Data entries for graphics
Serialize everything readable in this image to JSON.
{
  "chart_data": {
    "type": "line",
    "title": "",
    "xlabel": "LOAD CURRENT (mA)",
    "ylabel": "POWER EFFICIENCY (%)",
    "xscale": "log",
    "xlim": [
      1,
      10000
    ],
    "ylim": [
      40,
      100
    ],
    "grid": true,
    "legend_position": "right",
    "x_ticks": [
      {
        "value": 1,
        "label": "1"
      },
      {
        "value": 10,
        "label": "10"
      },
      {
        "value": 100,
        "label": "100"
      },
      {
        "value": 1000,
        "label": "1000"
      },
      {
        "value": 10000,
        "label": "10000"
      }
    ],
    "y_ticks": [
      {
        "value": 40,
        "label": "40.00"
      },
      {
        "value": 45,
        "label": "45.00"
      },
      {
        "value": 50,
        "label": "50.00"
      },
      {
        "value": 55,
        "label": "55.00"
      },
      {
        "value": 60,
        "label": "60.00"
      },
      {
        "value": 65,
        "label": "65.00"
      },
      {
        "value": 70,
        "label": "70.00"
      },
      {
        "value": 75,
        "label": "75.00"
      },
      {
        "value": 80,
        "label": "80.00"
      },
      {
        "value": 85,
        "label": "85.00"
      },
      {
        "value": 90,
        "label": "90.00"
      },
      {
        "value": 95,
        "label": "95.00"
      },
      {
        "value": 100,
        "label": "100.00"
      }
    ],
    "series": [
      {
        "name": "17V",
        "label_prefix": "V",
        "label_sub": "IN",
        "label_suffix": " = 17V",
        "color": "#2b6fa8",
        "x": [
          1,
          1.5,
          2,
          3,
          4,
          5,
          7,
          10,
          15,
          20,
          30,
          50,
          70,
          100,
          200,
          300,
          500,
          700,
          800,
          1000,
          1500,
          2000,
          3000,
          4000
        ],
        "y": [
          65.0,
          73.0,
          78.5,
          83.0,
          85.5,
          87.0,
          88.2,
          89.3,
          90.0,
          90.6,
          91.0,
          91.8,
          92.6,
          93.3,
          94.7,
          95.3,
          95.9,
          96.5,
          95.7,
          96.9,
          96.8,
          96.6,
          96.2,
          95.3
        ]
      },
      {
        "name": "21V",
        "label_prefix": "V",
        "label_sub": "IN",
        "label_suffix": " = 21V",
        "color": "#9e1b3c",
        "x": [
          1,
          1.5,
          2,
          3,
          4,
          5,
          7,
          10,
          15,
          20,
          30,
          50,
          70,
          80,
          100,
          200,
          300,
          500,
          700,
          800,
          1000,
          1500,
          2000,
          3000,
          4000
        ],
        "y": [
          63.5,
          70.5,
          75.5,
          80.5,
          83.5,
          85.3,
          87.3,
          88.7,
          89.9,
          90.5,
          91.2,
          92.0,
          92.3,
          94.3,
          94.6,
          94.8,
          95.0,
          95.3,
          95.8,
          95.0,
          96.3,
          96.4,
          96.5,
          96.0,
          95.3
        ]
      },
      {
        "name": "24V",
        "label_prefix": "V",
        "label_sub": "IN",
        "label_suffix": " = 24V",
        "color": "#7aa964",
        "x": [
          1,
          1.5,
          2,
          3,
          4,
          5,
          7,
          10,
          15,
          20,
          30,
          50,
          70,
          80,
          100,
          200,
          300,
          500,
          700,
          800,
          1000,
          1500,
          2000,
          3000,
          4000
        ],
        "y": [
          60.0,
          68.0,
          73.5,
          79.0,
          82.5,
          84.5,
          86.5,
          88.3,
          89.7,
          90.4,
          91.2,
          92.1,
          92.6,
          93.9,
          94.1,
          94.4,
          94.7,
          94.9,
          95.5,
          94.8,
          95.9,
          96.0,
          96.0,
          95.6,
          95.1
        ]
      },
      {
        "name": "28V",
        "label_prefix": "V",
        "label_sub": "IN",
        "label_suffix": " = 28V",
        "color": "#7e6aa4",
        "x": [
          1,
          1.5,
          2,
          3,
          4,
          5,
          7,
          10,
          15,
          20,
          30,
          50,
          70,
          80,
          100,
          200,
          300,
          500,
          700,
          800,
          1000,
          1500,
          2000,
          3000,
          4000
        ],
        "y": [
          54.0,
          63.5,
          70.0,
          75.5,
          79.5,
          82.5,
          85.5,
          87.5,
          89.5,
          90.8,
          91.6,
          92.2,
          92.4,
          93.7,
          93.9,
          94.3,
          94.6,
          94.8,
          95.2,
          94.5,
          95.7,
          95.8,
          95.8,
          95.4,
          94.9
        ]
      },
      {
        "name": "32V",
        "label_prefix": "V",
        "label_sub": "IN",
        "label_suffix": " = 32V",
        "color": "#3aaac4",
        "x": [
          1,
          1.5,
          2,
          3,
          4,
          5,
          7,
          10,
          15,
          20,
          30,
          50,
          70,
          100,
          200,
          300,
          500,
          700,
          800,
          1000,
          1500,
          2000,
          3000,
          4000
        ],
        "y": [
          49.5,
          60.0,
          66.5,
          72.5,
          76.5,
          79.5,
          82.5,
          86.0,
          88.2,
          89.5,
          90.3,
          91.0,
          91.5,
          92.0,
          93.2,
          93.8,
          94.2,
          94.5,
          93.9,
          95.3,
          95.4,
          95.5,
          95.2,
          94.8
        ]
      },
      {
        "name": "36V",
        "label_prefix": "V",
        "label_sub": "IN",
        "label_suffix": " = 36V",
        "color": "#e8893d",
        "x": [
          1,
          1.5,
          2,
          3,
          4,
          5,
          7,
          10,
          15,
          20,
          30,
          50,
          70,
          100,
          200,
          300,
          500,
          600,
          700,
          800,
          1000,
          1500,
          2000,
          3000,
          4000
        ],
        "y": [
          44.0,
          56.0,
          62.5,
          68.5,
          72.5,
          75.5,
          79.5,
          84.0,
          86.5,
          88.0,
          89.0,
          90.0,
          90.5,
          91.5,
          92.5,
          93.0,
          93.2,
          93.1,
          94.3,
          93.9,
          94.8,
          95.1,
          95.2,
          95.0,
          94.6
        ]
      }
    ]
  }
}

▶ Problem statement
Give only the number of lines above that hold the string "color".

▶ Exercise solution
6